What you are asked to do
Copy whichever lines contain the string "heading".

Records supplied

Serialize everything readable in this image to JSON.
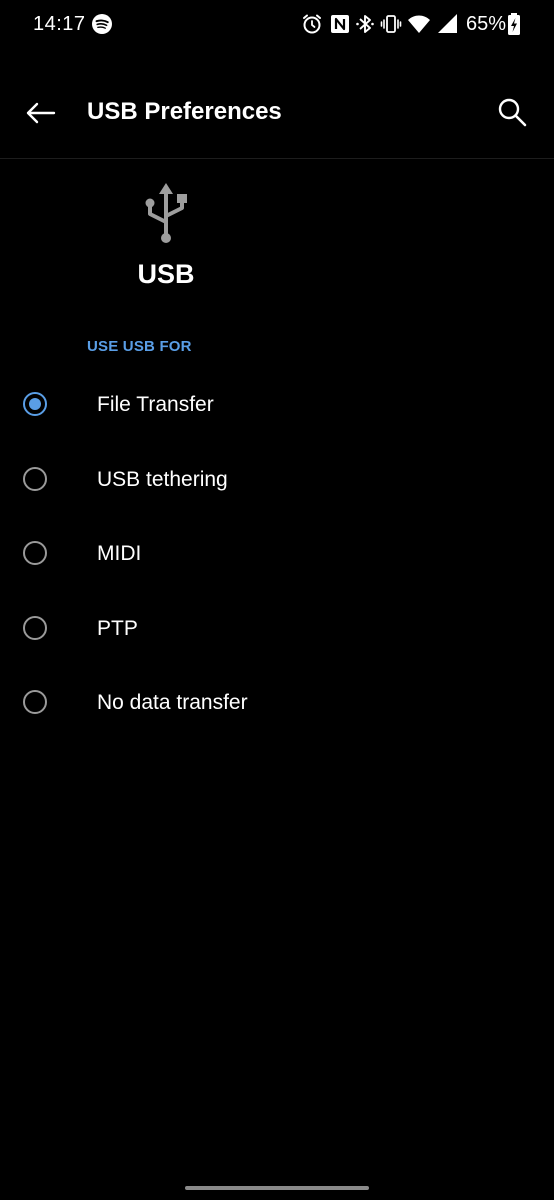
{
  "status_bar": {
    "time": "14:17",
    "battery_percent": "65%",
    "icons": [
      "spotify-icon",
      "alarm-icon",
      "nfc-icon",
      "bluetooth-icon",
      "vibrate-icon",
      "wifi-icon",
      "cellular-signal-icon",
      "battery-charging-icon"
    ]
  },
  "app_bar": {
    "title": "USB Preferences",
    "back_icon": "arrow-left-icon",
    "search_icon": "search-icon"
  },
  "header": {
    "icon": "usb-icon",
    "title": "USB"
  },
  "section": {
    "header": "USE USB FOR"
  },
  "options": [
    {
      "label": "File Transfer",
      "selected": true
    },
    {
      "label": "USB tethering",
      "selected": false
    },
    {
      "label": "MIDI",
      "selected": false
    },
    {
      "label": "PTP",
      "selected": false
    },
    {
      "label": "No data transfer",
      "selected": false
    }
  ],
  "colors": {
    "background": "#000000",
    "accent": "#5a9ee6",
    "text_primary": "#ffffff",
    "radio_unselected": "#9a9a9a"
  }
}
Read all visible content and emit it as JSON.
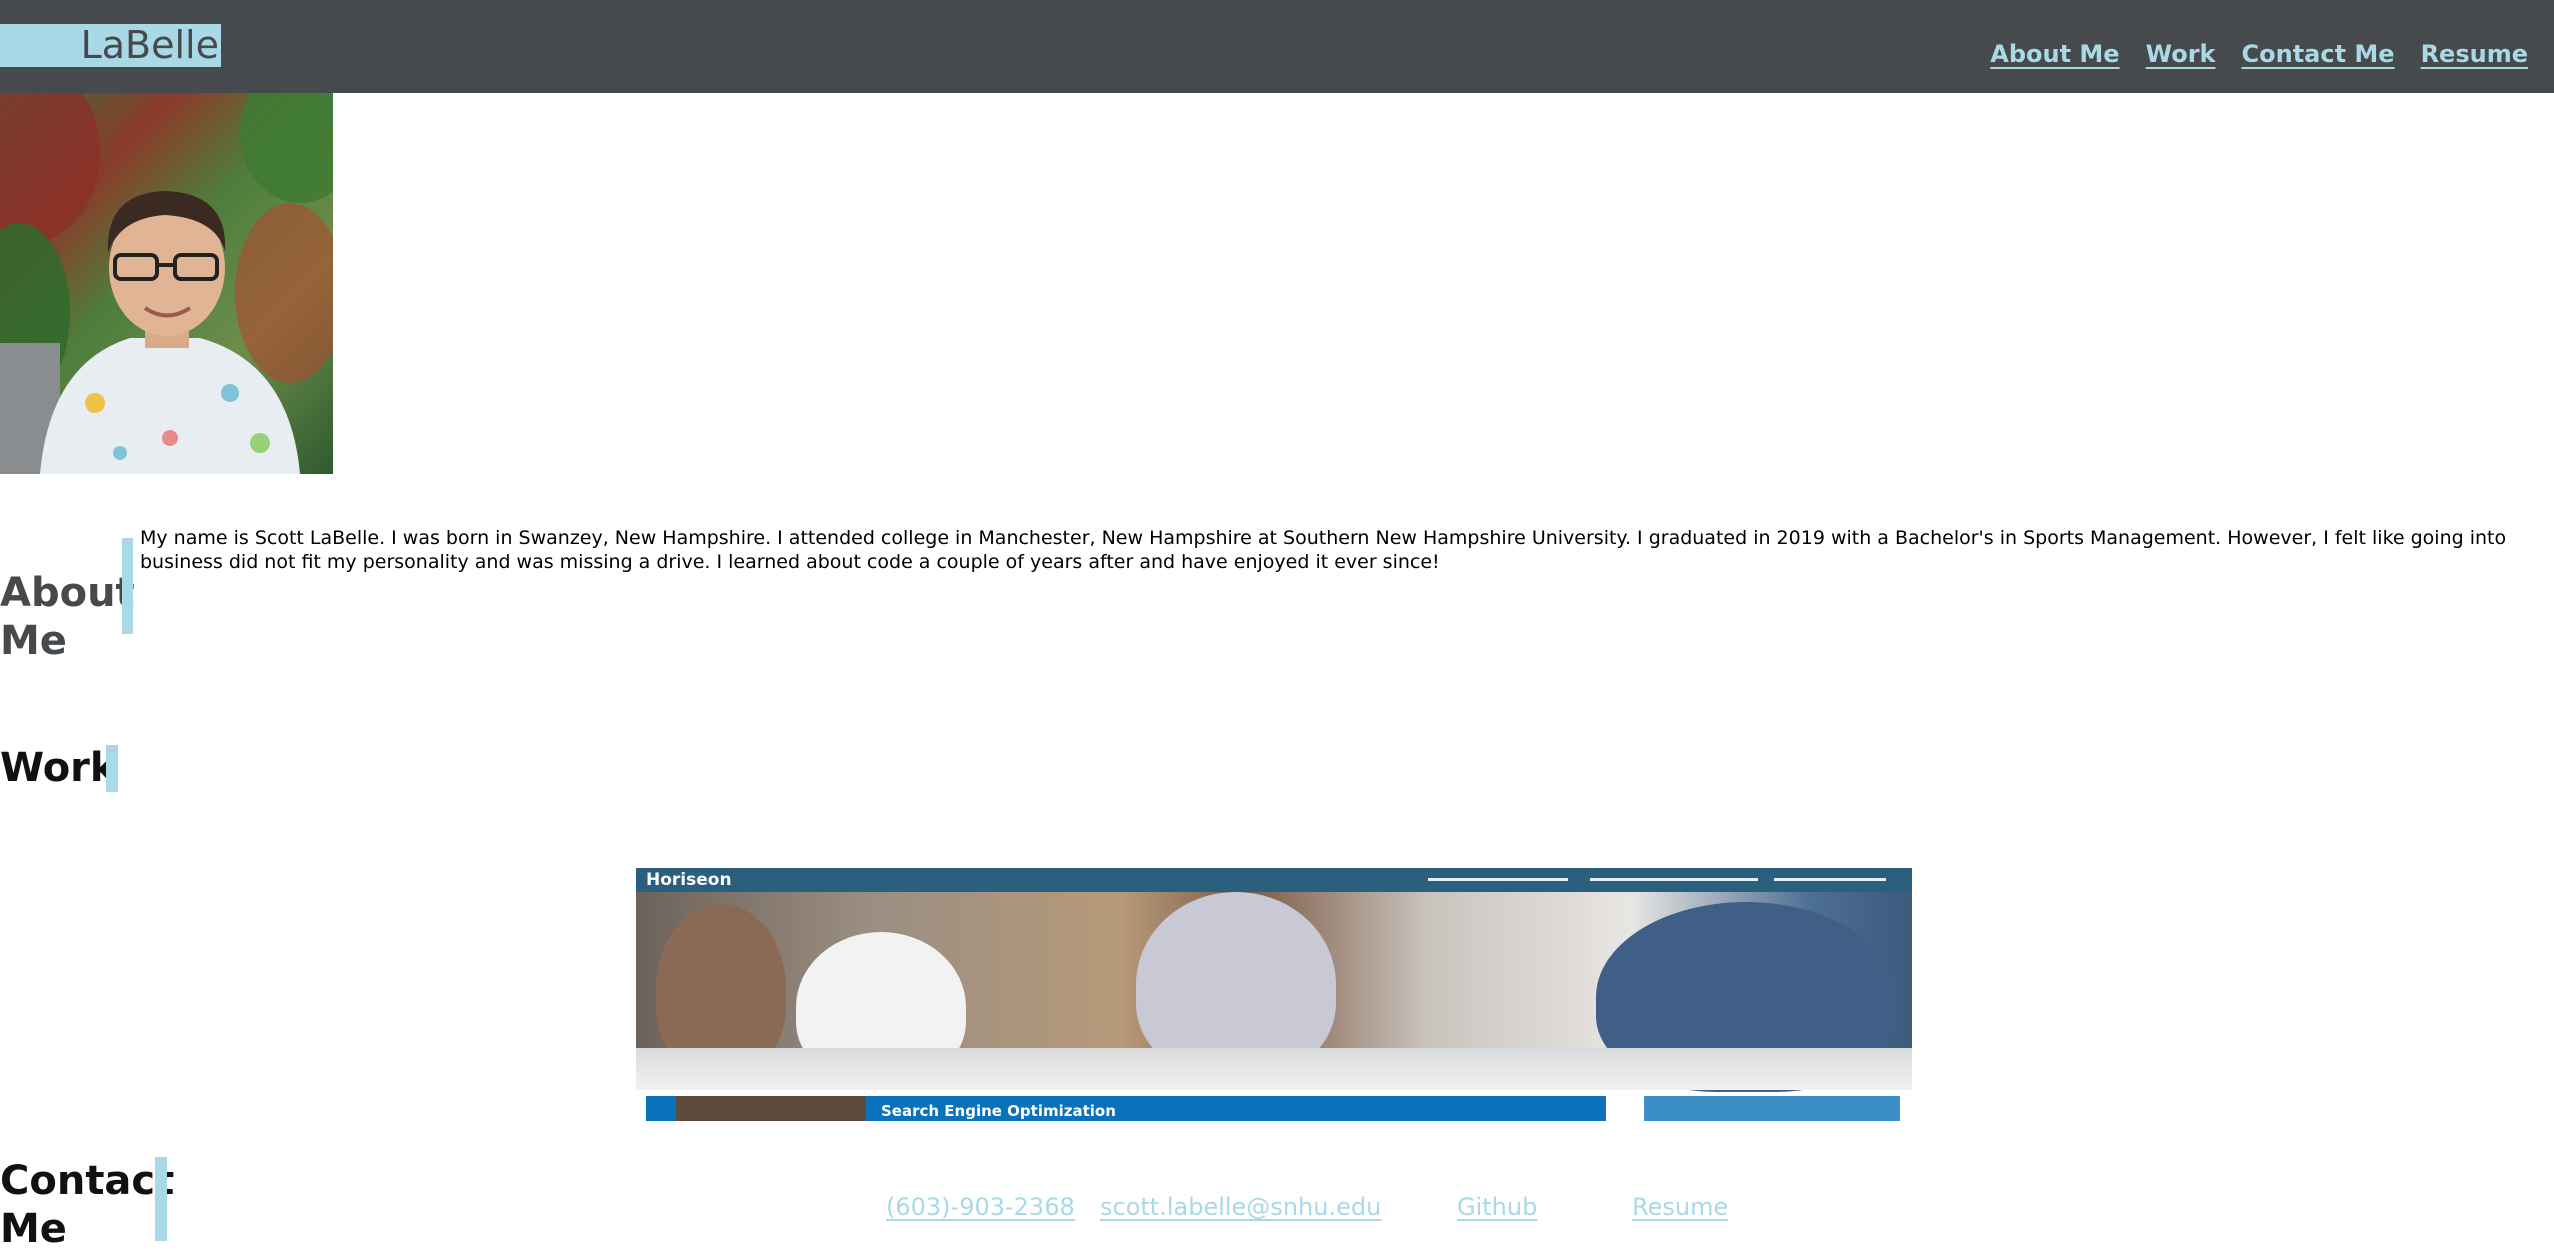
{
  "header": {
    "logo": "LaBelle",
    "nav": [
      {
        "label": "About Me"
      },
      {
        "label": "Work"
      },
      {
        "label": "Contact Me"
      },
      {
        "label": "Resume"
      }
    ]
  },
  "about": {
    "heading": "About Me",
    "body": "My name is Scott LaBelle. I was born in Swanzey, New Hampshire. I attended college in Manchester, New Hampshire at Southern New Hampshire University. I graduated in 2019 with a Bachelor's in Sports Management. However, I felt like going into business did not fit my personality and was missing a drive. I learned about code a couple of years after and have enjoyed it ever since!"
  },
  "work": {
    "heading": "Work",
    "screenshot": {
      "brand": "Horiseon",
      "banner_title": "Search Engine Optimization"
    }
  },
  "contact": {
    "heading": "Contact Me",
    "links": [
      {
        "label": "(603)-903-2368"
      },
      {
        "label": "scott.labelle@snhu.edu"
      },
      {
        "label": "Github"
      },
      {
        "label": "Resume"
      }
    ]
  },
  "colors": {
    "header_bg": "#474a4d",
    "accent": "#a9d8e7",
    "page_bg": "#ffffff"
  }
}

Finished exercise
    "heading": "About Me",
    "heading": "Work",
    "heading": "Contact Me",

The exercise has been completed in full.